- **Excerpted data**

----------

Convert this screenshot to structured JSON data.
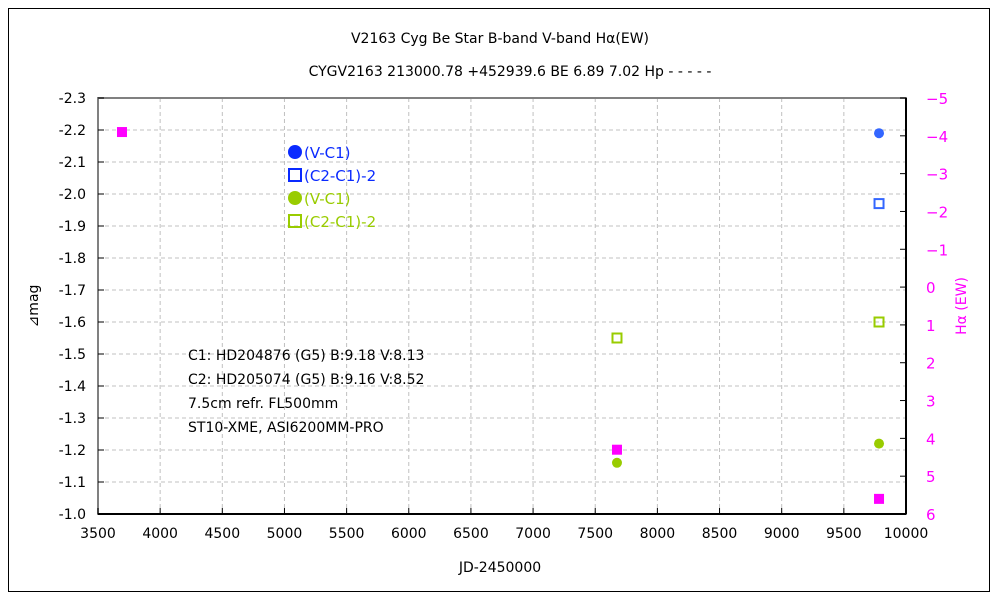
{
  "chart_data": {
    "type": "scatter",
    "title": "V2163 Cyg    Be Star    B-band  V-band  Hα(EW)",
    "subtitle": "CYGV2163 213000.78 +452939.6 BE 6.89 7.02 Hp - - - - -",
    "xlabel": "JD-2450000",
    "ylabel": "⊿mag",
    "y2label": "Hα (EW)",
    "xlim": [
      3500,
      10000
    ],
    "ylim": [
      -2.3,
      -1.0
    ],
    "y2lim": [
      -5,
      6
    ],
    "xticks": [
      3500,
      4000,
      4500,
      5000,
      5500,
      6000,
      6500,
      7000,
      7500,
      8000,
      8500,
      9000,
      9500,
      10000
    ],
    "yticks": [
      -2.3,
      -2.2,
      -2.1,
      -2.0,
      -1.9,
      -1.8,
      -1.7,
      -1.6,
      -1.5,
      -1.4,
      -1.3,
      -1.2,
      -1.1,
      -1.0
    ],
    "y2ticks": [
      -5,
      -4,
      -3,
      -2,
      -1,
      0,
      1,
      2,
      3,
      4,
      5,
      6
    ],
    "grid": true,
    "legend": [
      {
        "label": "(V-C1)",
        "color": "#0a2aff",
        "marker": "circle"
      },
      {
        "label": "(C2-C1)-2",
        "color": "#0a2aff",
        "marker": "open-square"
      },
      {
        "label": "(V-C1)",
        "color": "#99cc00",
        "marker": "circle"
      },
      {
        "label": "(C2-C1)-2",
        "color": "#99cc00",
        "marker": "open-square"
      }
    ],
    "annotations": [
      "C1: HD204876 (G5)  B:9.18  V:8.13",
      "C2: HD205074 (G5)  B:9.16  V:8.52",
      "7.5cm refr. FL500mm",
      "ST10-XME, ASI6200MM-PRO"
    ],
    "series": [
      {
        "name": "B (V-C1)",
        "color": "#3366ff",
        "marker": "circle",
        "axis": "left",
        "points": [
          [
            9783,
            -2.19
          ]
        ]
      },
      {
        "name": "B (C2-C1)-2",
        "color": "#3366ff",
        "marker": "open-square",
        "axis": "left",
        "points": [
          [
            9783,
            -1.97
          ]
        ]
      },
      {
        "name": "V (V-C1)",
        "color": "#99cc00",
        "marker": "circle",
        "axis": "left",
        "points": [
          [
            7675,
            -1.16
          ],
          [
            9783,
            -1.22
          ]
        ]
      },
      {
        "name": "V (C2-C1)-2",
        "color": "#99cc00",
        "marker": "open-square",
        "axis": "left",
        "points": [
          [
            7675,
            -1.55
          ],
          [
            9783,
            -1.6
          ]
        ]
      },
      {
        "name": "Hα EW",
        "color": "#ff00ff",
        "marker": "square",
        "axis": "right",
        "points": [
          [
            3693,
            -4.1
          ],
          [
            7675,
            4.3
          ],
          [
            9783,
            5.6
          ]
        ]
      }
    ]
  }
}
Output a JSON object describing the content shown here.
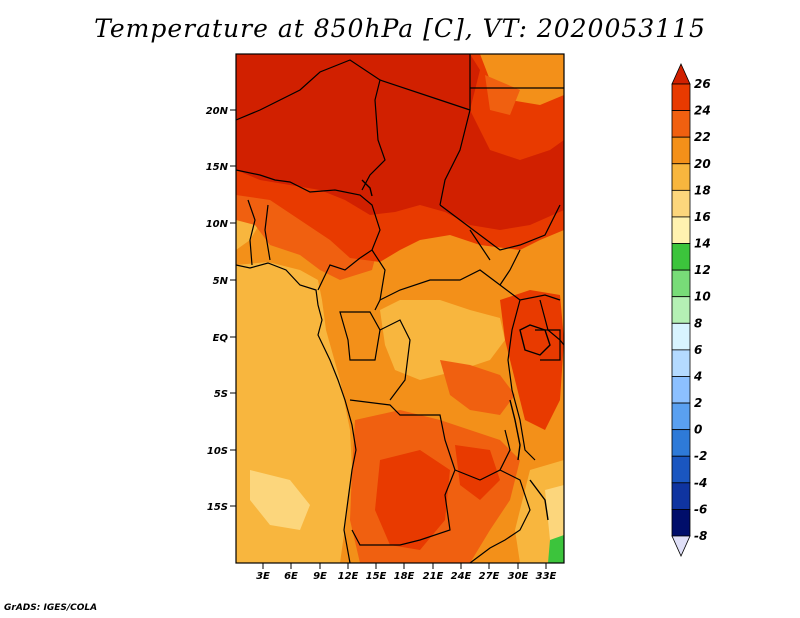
{
  "title": "Temperature at 850hPa [C], VT: 2020053115",
  "credit": "GrADS: IGES/COLA",
  "map": {
    "lat_labels": [
      "20N",
      "15N",
      "10N",
      "5N",
      "EQ",
      "5S",
      "10S",
      "15S"
    ],
    "lon_labels": [
      "3E",
      "6E",
      "9E",
      "12E",
      "15E",
      "18E",
      "21E",
      "24E",
      "27E",
      "30E",
      "33E"
    ]
  },
  "colorbar": {
    "labels": [
      "26",
      "24",
      "22",
      "20",
      "18",
      "16",
      "14",
      "12",
      "10",
      "8",
      "6",
      "4",
      "2",
      "0",
      "-2",
      "-4",
      "-6",
      "-8"
    ],
    "colors": [
      "#d12000",
      "#e83a00",
      "#f06010",
      "#f39019",
      "#f8b63e",
      "#fcd67c",
      "#fff2b0",
      "#3cc43c",
      "#78dc78",
      "#b4f0b4",
      "#d8f4ff",
      "#b4daff",
      "#8cc0ff",
      "#5aa0f0",
      "#2e7ad8",
      "#1a56c0",
      "#0f34a0",
      "#000e6a",
      "#e0e0f8"
    ]
  }
}
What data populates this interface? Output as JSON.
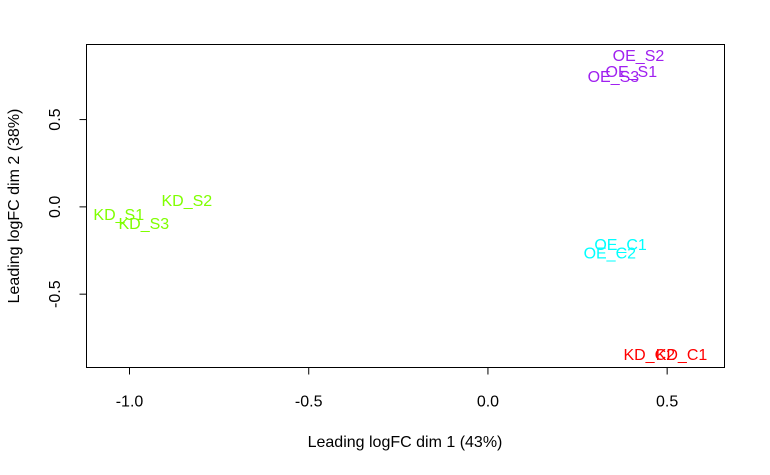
{
  "chart_data": {
    "type": "scatter",
    "title": "",
    "xlabel": "Leading logFC dim 1 (43%)",
    "ylabel": "Leading logFC dim 2 (38%)",
    "xlim": [
      -1.12,
      0.66
    ],
    "ylim": [
      -0.92,
      0.93
    ],
    "x_ticks": [
      -1.0,
      -0.5,
      0.0,
      0.5
    ],
    "x_tick_labels": [
      "-1.0",
      "-0.5",
      "0.0",
      "0.5"
    ],
    "y_ticks": [
      -0.5,
      0.0,
      0.5
    ],
    "y_tick_labels": [
      "-0.5",
      "0.0",
      "0.5"
    ],
    "grid": false,
    "legend": "none",
    "points": [
      {
        "label": "OE_S2",
        "x": 0.42,
        "y": 0.86,
        "color": "#A020F0"
      },
      {
        "label": "OE_S1",
        "x": 0.4,
        "y": 0.77,
        "color": "#A020F0"
      },
      {
        "label": "OE_S3",
        "x": 0.35,
        "y": 0.74,
        "color": "#A020F0"
      },
      {
        "label": "KD_S2",
        "x": -0.84,
        "y": 0.03,
        "color": "#7FFF00"
      },
      {
        "label": "KD_S1",
        "x": -1.03,
        "y": -0.05,
        "color": "#7FFF00"
      },
      {
        "label": "KD_S3",
        "x": -0.96,
        "y": -0.1,
        "color": "#7FFF00"
      },
      {
        "label": "OE_C1",
        "x": 0.37,
        "y": -0.22,
        "color": "#00FFFF"
      },
      {
        "label": "OE_C2",
        "x": 0.34,
        "y": -0.27,
        "color": "#00FFFF"
      },
      {
        "label": "KD_C2",
        "x": 0.45,
        "y": -0.85,
        "color": "#FF0000"
      },
      {
        "label": "KD_C1",
        "x": 0.54,
        "y": -0.85,
        "color": "#FF0000"
      }
    ]
  }
}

----------

- **What is needed**
Repeat each record exactly, with the pictures left out.

- **Answer for this exercise**
Convert this screenshot to structured JSON data.
{
  "chart_data": {
    "type": "scatter",
    "title": "V2163 Cyg    Be Star    B-band  V-band  Hα(EW)",
    "subtitle": "CYGV2163 213000.78 +452939.6 BE 6.89 7.02 Hp - - - - -",
    "xlabel": "JD-2450000",
    "ylabel": "⊿mag",
    "y2label": "Hα (EW)",
    "xlim": [
      3500,
      10000
    ],
    "ylim": [
      -2.3,
      -1.0
    ],
    "y2lim": [
      -5,
      6
    ],
    "xticks": [
      3500,
      4000,
      4500,
      5000,
      5500,
      6000,
      6500,
      7000,
      7500,
      8000,
      8500,
      9000,
      9500,
      10000
    ],
    "yticks": [
      -2.3,
      -2.2,
      -2.1,
      -2.0,
      -1.9,
      -1.8,
      -1.7,
      -1.6,
      -1.5,
      -1.4,
      -1.3,
      -1.2,
      -1.1,
      -1.0
    ],
    "y2ticks": [
      -5,
      -4,
      -3,
      -2,
      -1,
      0,
      1,
      2,
      3,
      4,
      5,
      6
    ],
    "grid": true,
    "legend": [
      {
        "label": "(V-C1)",
        "color": "#0a2aff",
        "marker": "circle"
      },
      {
        "label": "(C2-C1)-2",
        "color": "#0a2aff",
        "marker": "open-square"
      },
      {
        "label": "(V-C1)",
        "color": "#99cc00",
        "marker": "circle"
      },
      {
        "label": "(C2-C1)-2",
        "color": "#99cc00",
        "marker": "open-square"
      }
    ],
    "annotations": [
      "C1: HD204876 (G5)  B:9.18  V:8.13",
      "C2: HD205074 (G5)  B:9.16  V:8.52",
      "7.5cm refr. FL500mm",
      "ST10-XME, ASI6200MM-PRO"
    ],
    "series": [
      {
        "name": "B (V-C1)",
        "color": "#3366ff",
        "marker": "circle",
        "axis": "left",
        "points": [
          [
            9783,
            -2.19
          ]
        ]
      },
      {
        "name": "B (C2-C1)-2",
        "color": "#3366ff",
        "marker": "open-square",
        "axis": "left",
        "points": [
          [
            9783,
            -1.97
          ]
        ]
      },
      {
        "name": "V (V-C1)",
        "color": "#99cc00",
        "marker": "circle",
        "axis": "left",
        "points": [
          [
            7675,
            -1.16
          ],
          [
            9783,
            -1.22
          ]
        ]
      },
      {
        "name": "V (C2-C1)-2",
        "color": "#99cc00",
        "marker": "open-square",
        "axis": "left",
        "points": [
          [
            7675,
            -1.55
          ],
          [
            9783,
            -1.6
          ]
        ]
      },
      {
        "name": "Hα EW",
        "color": "#ff00ff",
        "marker": "square",
        "axis": "right",
        "points": [
          [
            3693,
            -4.1
          ],
          [
            7675,
            4.3
          ],
          [
            9783,
            5.6
          ]
        ]
      }
    ]
  }
}
Output a JSON object describing the content shown here.
{
  "title": "Temperature at 850hPa [C], VT: 2020053115",
  "credit": "GrADS: IGES/COLA",
  "map": {
    "lat_labels": [
      "20N",
      "15N",
      "10N",
      "5N",
      "EQ",
      "5S",
      "10S",
      "15S"
    ],
    "lon_labels": [
      "3E",
      "6E",
      "9E",
      "12E",
      "15E",
      "18E",
      "21E",
      "24E",
      "27E",
      "30E",
      "33E"
    ]
  },
  "colorbar": {
    "labels": [
      "26",
      "24",
      "22",
      "20",
      "18",
      "16",
      "14",
      "12",
      "10",
      "8",
      "6",
      "4",
      "2",
      "0",
      "-2",
      "-4",
      "-6",
      "-8"
    ],
    "colors": [
      "#d12000",
      "#e83a00",
      "#f06010",
      "#f39019",
      "#f8b63e",
      "#fcd67c",
      "#fff2b0",
      "#3cc43c",
      "#78dc78",
      "#b4f0b4",
      "#d8f4ff",
      "#b4daff",
      "#8cc0ff",
      "#5aa0f0",
      "#2e7ad8",
      "#1a56c0",
      "#0f34a0",
      "#000e6a",
      "#e0e0f8"
    ]
  }
}
What data populates this interface? Output as JSON.
{
  "chart_data": {
    "type": "scatter",
    "title": "",
    "xlabel": "Leading logFC dim 1 (43%)",
    "ylabel": "Leading logFC dim 2 (38%)",
    "xlim": [
      -1.12,
      0.66
    ],
    "ylim": [
      -0.92,
      0.93
    ],
    "x_ticks": [
      -1.0,
      -0.5,
      0.0,
      0.5
    ],
    "x_tick_labels": [
      "-1.0",
      "-0.5",
      "0.0",
      "0.5"
    ],
    "y_ticks": [
      -0.5,
      0.0,
      0.5
    ],
    "y_tick_labels": [
      "-0.5",
      "0.0",
      "0.5"
    ],
    "grid": false,
    "legend": "none",
    "points": [
      {
        "label": "OE_S2",
        "x": 0.42,
        "y": 0.86,
        "color": "#A020F0"
      },
      {
        "label": "OE_S1",
        "x": 0.4,
        "y": 0.77,
        "color": "#A020F0"
      },
      {
        "label": "OE_S3",
        "x": 0.35,
        "y": 0.74,
        "color": "#A020F0"
      },
      {
        "label": "KD_S2",
        "x": -0.84,
        "y": 0.03,
        "color": "#7FFF00"
      },
      {
        "label": "KD_S1",
        "x": -1.03,
        "y": -0.05,
        "color": "#7FFF00"
      },
      {
        "label": "KD_S3",
        "x": -0.96,
        "y": -0.1,
        "color": "#7FFF00"
      },
      {
        "label": "OE_C1",
        "x": 0.37,
        "y": -0.22,
        "color": "#00FFFF"
      },
      {
        "label": "OE_C2",
        "x": 0.34,
        "y": -0.27,
        "color": "#00FFFF"
      },
      {
        "label": "KD_C2",
        "x": 0.45,
        "y": -0.85,
        "color": "#FF0000"
      },
      {
        "label": "KD_C1",
        "x": 0.54,
        "y": -0.85,
        "color": "#FF0000"
      }
    ]
  }
}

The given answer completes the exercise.